Data entries:
-------

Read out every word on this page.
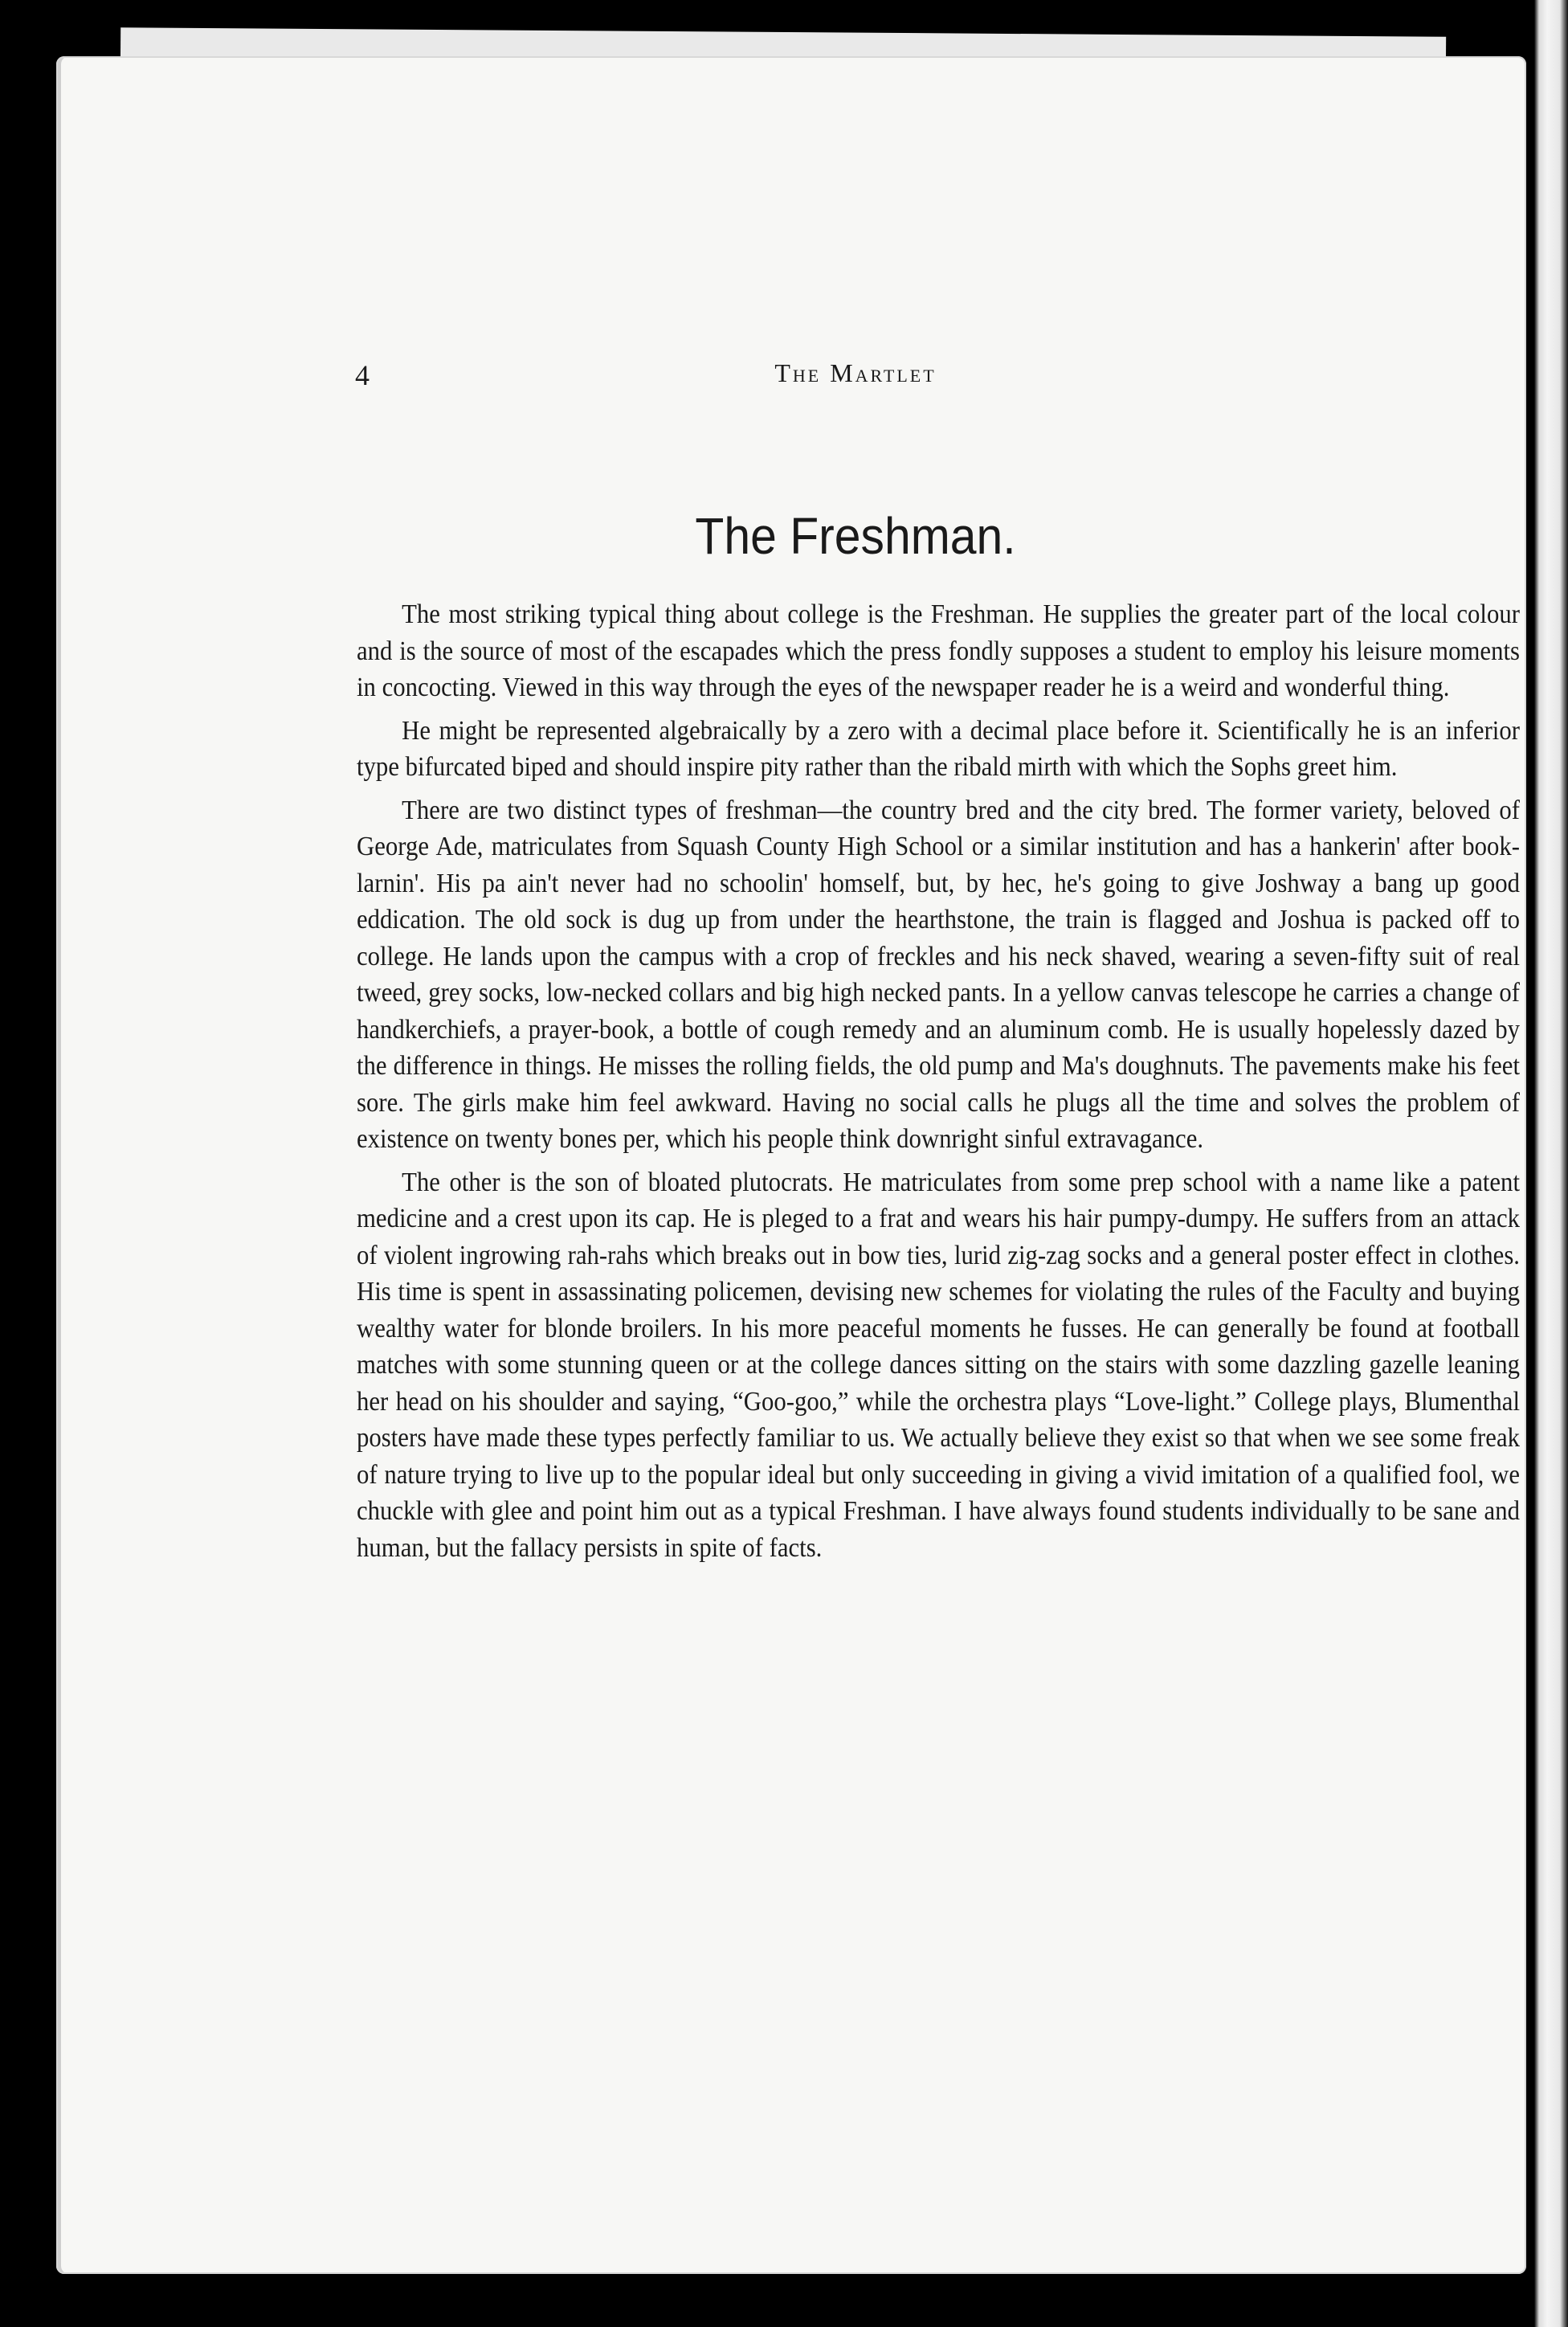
4	The Martlet
The Freshman.

The most striking typical thing about college is the Freshman. He supplies the greater part of the local colour and is the source of most of the escapades which the press fondly supposes a student to employ his leisure moments in concocting. Viewed in this way through the eyes of the newspaper reader he is a weird and wonderful thing.

He might be represented algebraically by a zero with a decimal place before it. Scientifically he is an inferior type bifurcated biped and should inspire pity rather than the ribald mirth with which the Sophs greet him.

There are two distinct types of freshman—the country bred and the city bred. The former variety, beloved of George Ade, matriculates from Squash County High School or a similar institution and has a hankerin' after book-larnin'. His pa ain't never had no schoolin' homself, but, by hec, he's going to give Joshway a bang up good eddication. The old sock is dug up from under the hearthstone, the train is flagged and Joshua is packed off to college. He lands upon the campus with a crop of freckles and his neck shaved, wearing a seven-fifty suit of real tweed, grey socks, low-necked collars and big high necked pants. In a yellow canvas telescope he carries a change of handkerchiefs, a prayer-book, a bottle of cough remedy and an aluminum comb. He is usually hopelessly dazed by the difference in things. He misses the rolling fields, the old pump and Ma's doughnuts. The pavements make his feet sore. The girls make him feel awkward. Having no social calls he plugs all the time and solves the problem of existence on twenty bones per, which his people think downright sinful extravagance.

The other is the son of bloated plutocrats. He matriculates from some prep school with a name like a patent medicine and a crest upon its cap. He is pleged to a frat and wears his hair pumpy-dumpy. He suffers from an attack of violent ingrowing rah-rahs which breaks out in bow ties, lurid zig-zag socks and a general poster effect in clothes. His time is spent in assassinating policemen, devising new schemes for violating the rules of the Faculty and buying wealthy water for blonde broilers. In his more peaceful moments he fusses. He can generally be found at football matches with some stunning queen or at the college dances sitting on the stairs with some dazzling gazelle leaning her head on his shoulder and saying, “Goo-goo,” while the orchestra plays “Love-light.” College plays, Blumenthal posters have made these types perfectly familiar to us. We actually believe they exist so that when we see some freak of nature trying to live up to the popular ideal but only succeeding in giving a vivid imitation of a qualified fool, we chuckle with glee and point him out as a typical Freshman. I have always found students individually to be sane and human, but the fallacy persists in spite of facts.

-------

Short problem:
Pull out every line in the material above where "this" occurs.

The output:
Read out every word on this page.
The most striking typical thing about college is the Freshman. He supplies the greater part of the local colour and is the source of most of the escapades which the press fondly supposes a student to employ his leisure moments in concocting. Viewed in this way through the eyes of the newspaper reader he is a weird and wonderful thing.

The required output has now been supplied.